═══ EXERCISE INPUTS ═══

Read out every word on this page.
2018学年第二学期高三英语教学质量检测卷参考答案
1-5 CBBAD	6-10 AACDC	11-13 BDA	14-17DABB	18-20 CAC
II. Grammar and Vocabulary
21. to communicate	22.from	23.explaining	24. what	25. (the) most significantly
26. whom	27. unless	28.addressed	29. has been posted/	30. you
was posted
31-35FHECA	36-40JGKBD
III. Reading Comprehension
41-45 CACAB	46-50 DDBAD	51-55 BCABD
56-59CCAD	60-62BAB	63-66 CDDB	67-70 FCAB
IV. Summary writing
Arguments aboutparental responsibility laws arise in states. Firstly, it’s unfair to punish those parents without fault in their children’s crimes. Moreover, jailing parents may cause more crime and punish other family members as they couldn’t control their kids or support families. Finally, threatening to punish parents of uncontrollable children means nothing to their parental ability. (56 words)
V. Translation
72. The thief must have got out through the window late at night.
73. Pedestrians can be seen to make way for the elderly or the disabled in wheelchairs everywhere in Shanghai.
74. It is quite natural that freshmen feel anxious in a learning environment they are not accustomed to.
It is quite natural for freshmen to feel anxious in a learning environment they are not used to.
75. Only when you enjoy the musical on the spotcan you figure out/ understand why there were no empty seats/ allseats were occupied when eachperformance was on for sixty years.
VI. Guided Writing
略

═══

TO DO:
Lines containing the word "anxious" are to be tallied; report only the total.

SOLUTION BELOW:
2